(Data supplied)
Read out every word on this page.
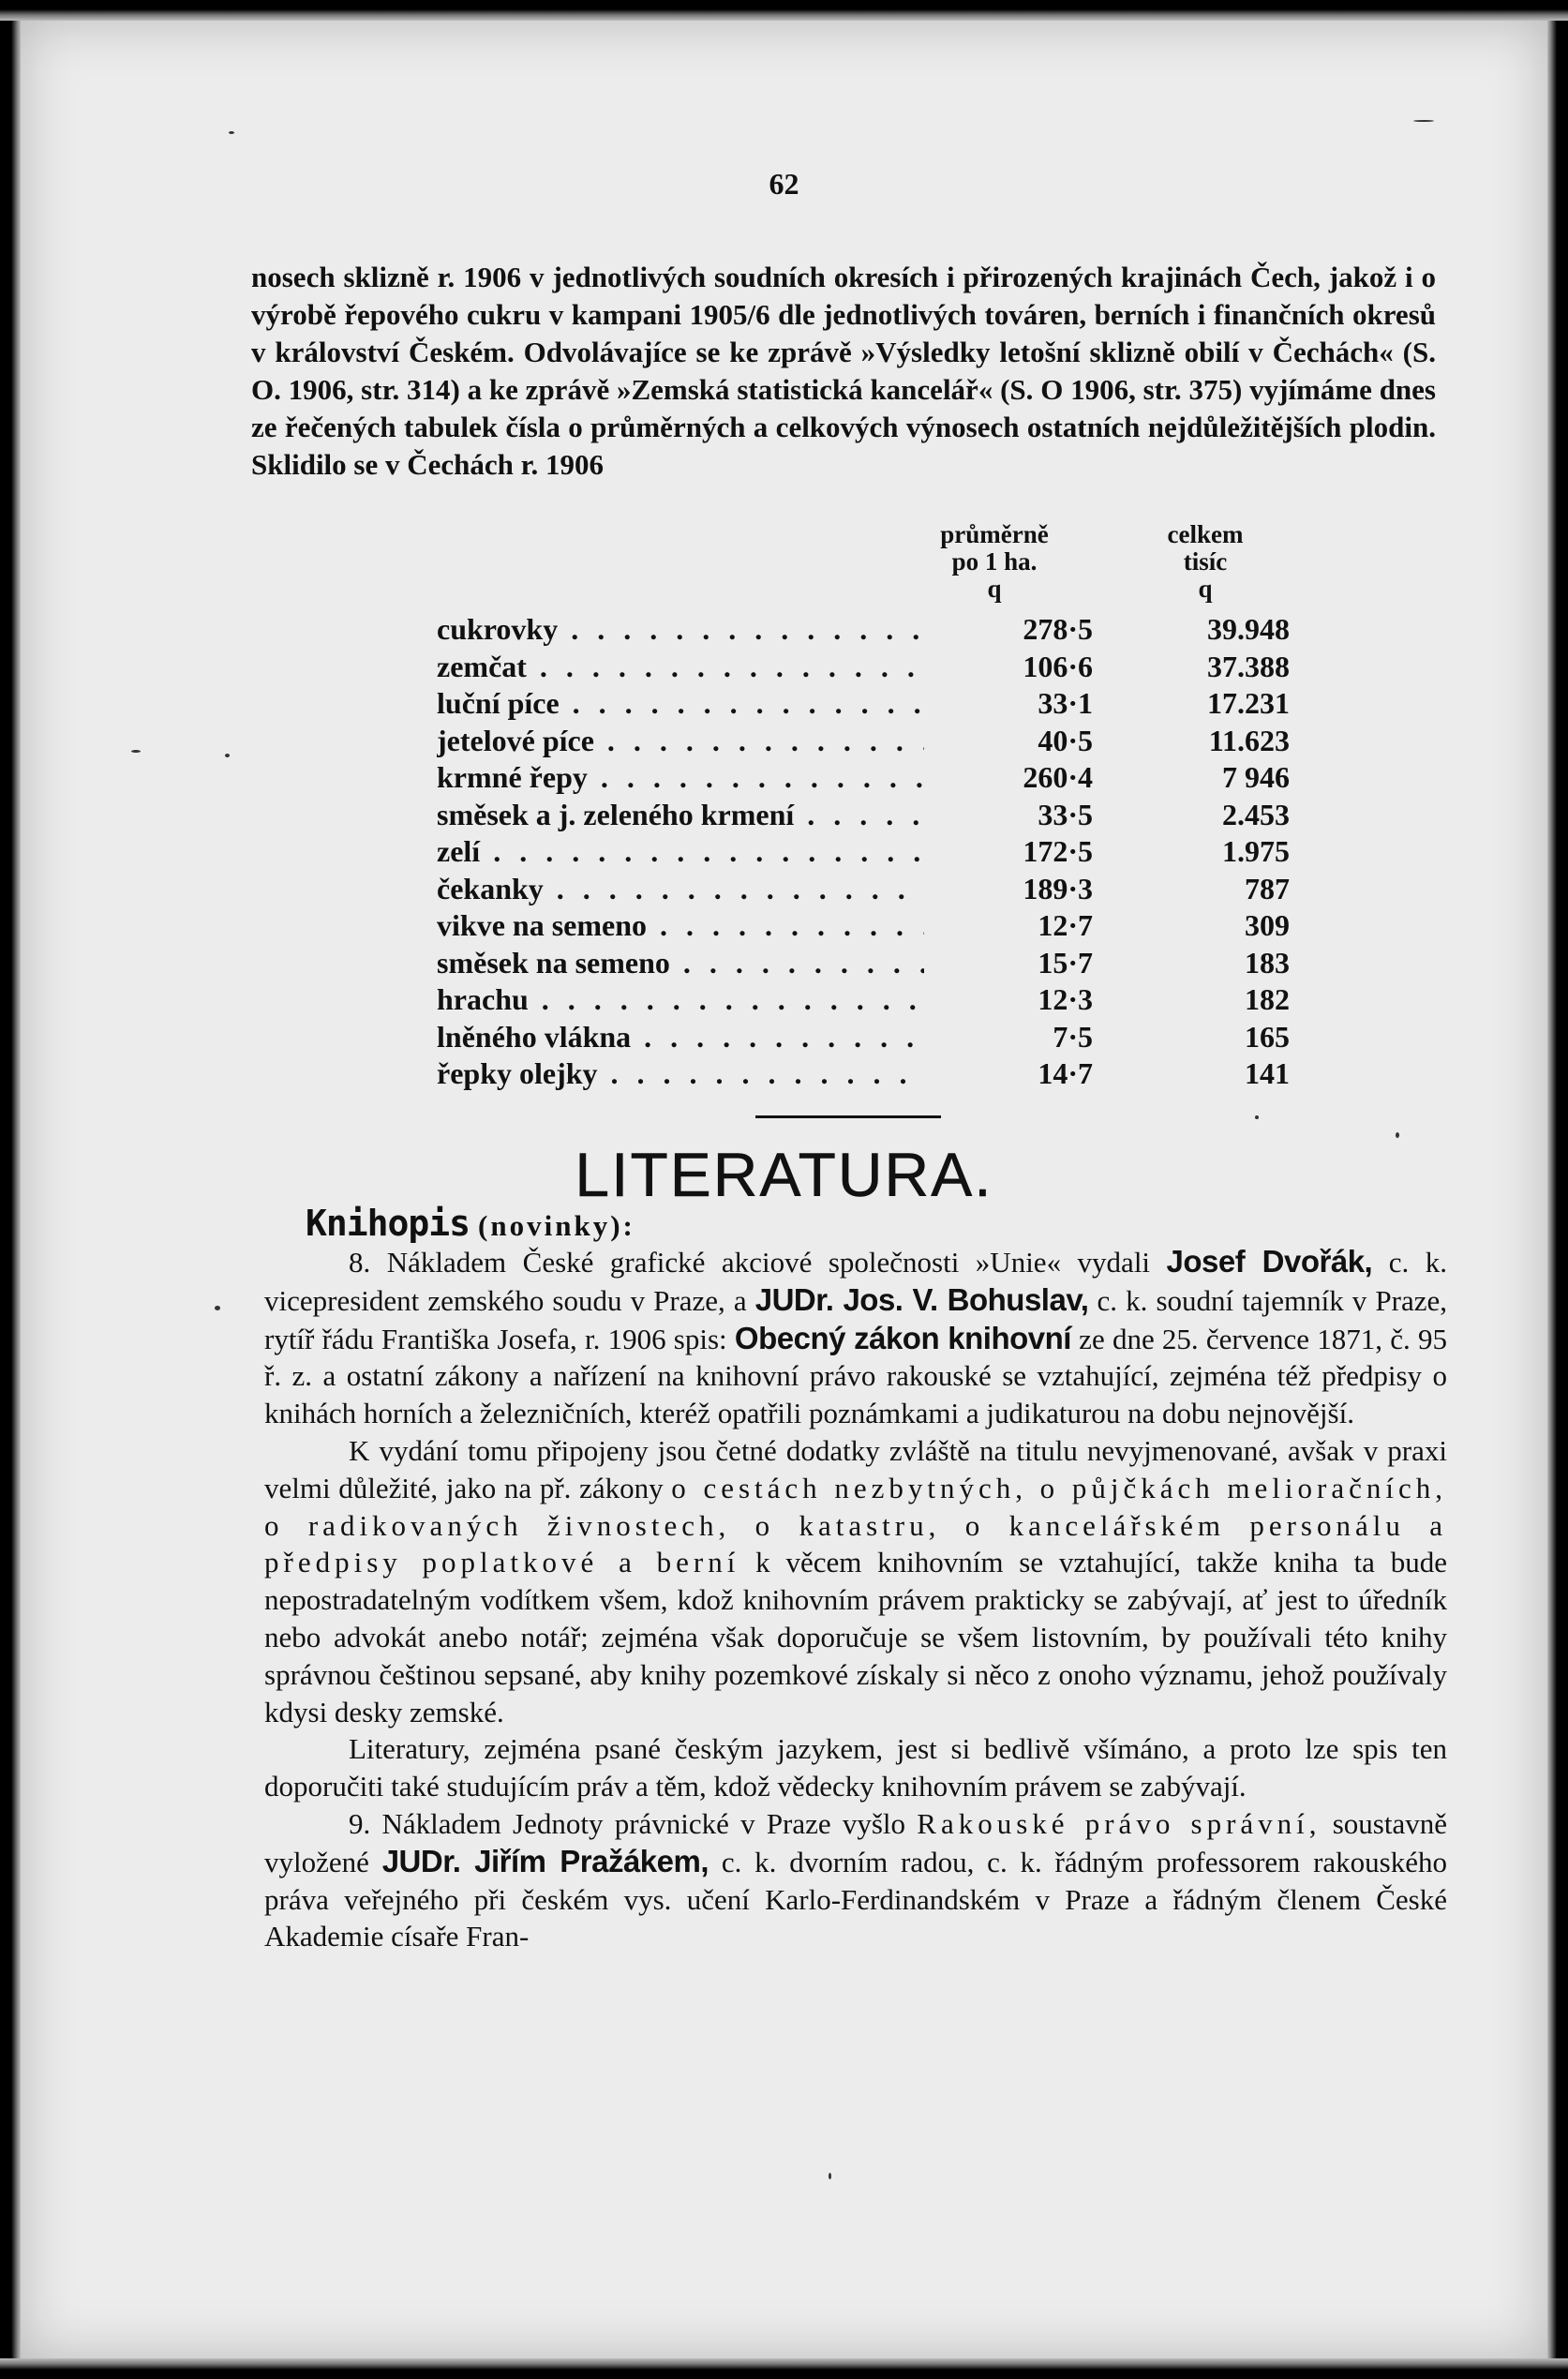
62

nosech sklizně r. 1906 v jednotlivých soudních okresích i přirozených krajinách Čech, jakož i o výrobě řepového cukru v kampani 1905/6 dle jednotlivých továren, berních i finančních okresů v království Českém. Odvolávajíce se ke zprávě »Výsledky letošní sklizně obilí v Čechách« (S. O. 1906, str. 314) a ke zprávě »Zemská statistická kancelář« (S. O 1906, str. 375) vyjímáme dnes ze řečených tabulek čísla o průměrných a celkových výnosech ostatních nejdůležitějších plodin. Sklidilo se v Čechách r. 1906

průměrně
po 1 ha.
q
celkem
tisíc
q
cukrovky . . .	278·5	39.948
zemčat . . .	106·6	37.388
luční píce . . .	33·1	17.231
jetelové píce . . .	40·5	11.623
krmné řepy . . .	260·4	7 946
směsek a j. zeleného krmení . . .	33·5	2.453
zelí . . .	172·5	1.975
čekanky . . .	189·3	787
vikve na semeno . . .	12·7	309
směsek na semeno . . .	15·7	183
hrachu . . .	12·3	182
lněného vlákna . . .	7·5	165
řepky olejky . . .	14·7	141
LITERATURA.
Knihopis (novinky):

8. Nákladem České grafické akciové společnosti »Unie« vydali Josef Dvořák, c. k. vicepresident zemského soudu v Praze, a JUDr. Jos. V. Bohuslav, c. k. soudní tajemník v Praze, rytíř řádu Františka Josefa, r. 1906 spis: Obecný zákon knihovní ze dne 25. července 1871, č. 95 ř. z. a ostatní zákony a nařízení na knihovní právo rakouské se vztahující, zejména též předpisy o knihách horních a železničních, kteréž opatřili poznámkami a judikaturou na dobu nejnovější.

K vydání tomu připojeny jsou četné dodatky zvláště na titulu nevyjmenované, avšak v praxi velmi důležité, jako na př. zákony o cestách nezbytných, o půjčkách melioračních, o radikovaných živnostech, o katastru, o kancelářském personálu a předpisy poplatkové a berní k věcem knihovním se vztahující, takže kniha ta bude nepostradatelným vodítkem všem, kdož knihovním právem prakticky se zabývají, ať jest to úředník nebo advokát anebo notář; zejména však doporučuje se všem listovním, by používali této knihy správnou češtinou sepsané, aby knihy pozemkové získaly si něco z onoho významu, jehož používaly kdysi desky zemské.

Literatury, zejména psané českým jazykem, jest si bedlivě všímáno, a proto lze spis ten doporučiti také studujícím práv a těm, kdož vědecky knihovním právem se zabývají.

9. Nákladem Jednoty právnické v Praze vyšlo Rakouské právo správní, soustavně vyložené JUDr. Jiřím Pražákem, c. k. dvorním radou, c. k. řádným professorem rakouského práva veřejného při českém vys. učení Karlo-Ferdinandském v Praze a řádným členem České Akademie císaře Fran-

...

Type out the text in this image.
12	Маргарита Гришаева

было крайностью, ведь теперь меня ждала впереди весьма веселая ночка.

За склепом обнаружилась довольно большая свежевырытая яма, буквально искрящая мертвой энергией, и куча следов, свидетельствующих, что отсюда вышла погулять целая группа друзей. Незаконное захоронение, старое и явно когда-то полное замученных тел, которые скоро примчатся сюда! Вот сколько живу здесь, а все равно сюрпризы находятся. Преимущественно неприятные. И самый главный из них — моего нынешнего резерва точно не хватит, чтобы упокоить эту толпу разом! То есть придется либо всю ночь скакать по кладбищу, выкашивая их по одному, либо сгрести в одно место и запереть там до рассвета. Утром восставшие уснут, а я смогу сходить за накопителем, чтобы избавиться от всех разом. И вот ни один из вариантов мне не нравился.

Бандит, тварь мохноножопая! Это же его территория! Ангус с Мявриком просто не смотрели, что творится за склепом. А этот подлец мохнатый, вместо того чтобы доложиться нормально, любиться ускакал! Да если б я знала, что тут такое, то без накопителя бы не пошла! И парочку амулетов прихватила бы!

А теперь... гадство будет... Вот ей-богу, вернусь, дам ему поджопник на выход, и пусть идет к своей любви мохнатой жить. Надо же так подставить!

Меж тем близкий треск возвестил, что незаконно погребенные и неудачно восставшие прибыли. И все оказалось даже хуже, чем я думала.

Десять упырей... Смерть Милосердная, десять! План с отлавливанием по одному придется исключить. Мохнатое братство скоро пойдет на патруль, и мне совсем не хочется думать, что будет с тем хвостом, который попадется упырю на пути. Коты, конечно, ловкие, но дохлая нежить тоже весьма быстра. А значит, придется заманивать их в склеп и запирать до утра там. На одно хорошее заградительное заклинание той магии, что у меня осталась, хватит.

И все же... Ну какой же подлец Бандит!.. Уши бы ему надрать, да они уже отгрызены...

* * *

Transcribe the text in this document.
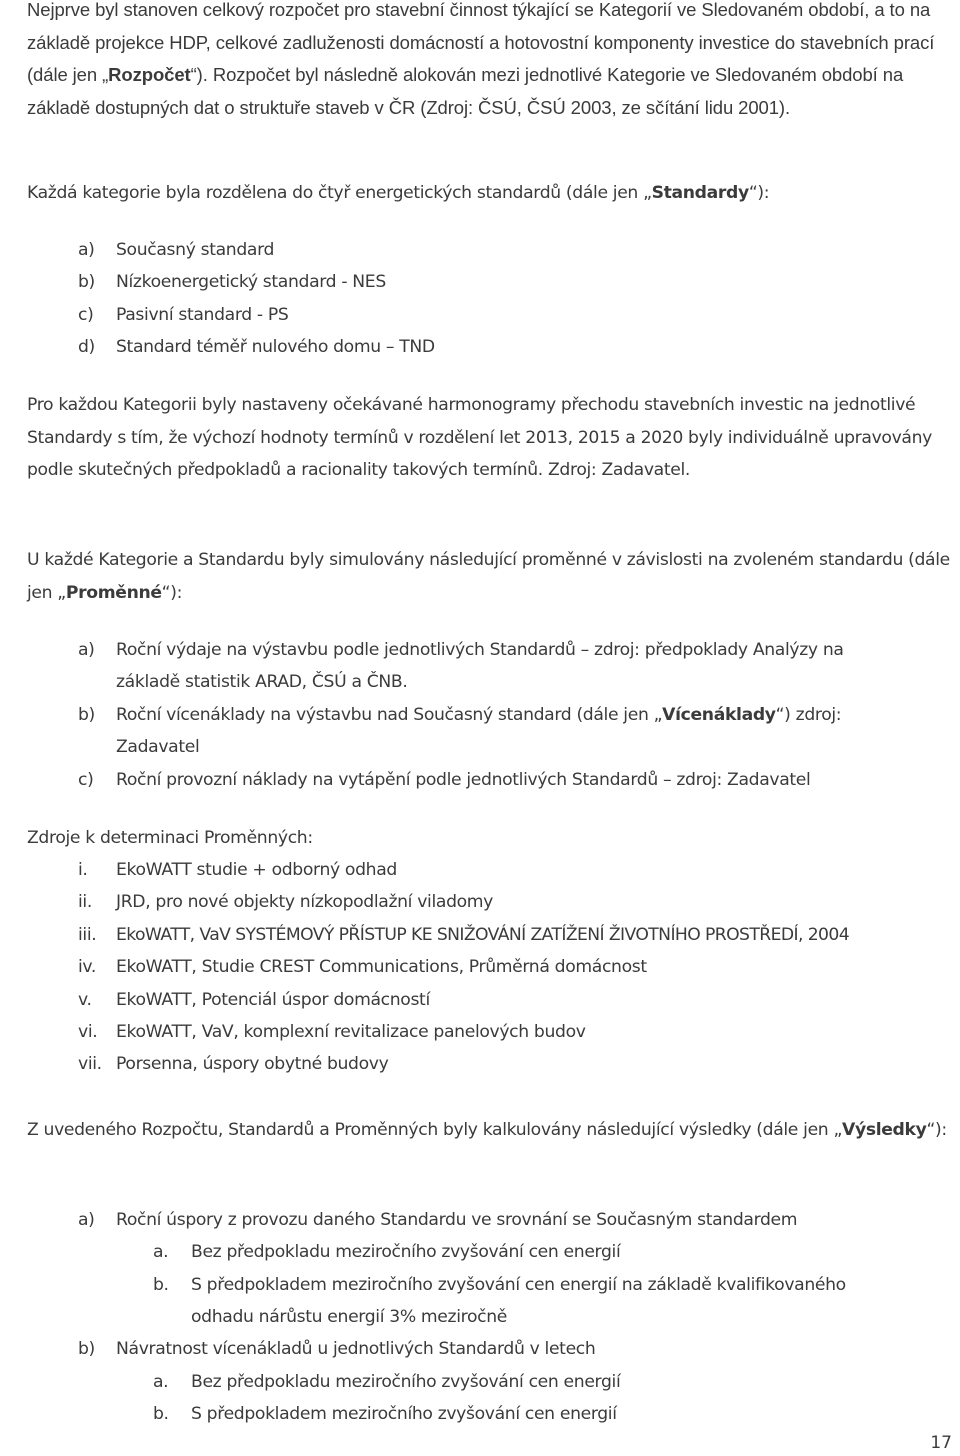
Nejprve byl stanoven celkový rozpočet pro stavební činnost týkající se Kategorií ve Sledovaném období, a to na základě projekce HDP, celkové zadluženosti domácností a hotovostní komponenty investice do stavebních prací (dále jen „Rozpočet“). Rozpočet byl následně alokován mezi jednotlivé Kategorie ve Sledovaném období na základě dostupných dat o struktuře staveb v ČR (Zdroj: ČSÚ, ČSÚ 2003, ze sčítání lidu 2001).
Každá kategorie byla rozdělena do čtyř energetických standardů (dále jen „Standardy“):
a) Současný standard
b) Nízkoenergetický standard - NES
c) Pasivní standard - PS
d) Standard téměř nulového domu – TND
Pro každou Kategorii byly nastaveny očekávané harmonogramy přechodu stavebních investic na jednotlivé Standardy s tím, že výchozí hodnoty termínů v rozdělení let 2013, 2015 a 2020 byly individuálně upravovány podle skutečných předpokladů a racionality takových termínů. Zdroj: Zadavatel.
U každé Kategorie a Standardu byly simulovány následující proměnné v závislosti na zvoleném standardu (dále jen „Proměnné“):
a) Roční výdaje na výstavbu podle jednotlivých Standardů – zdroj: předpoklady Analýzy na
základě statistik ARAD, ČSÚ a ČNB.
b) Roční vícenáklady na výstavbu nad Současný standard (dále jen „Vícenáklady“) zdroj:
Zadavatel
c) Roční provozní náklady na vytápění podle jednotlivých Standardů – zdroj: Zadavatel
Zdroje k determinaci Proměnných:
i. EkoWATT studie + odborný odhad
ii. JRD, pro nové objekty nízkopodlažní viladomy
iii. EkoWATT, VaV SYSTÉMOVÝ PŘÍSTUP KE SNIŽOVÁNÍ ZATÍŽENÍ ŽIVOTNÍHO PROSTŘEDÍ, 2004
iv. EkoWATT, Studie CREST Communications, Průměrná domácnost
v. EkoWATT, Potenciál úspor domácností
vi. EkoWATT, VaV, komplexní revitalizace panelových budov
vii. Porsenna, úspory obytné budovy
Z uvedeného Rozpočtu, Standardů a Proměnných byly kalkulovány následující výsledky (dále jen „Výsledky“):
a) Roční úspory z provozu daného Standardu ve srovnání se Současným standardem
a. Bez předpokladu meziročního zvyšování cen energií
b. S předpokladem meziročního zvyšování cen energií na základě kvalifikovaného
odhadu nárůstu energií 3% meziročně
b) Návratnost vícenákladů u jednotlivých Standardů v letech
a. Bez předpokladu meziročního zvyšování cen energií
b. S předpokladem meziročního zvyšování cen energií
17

(Work to be completed) Copy down every line of the entries containing the word "Бандит".

(Answer for this exercise)
Бандит, тварь мохноножопая! Это же его территория! Ангус с Мявриком просто не смотрели, что творится за склепом. А этот подлец мохнатый, вместо того чтобы доложиться нормально, любиться ускакал! Да если б я знала, что тут такое, то без накопителя бы не пошла! И парочку амулетов прихватила бы!
И все же... Ну какой же подлец Бандит!.. Уши бы ему надрать, да они уже отгрызены...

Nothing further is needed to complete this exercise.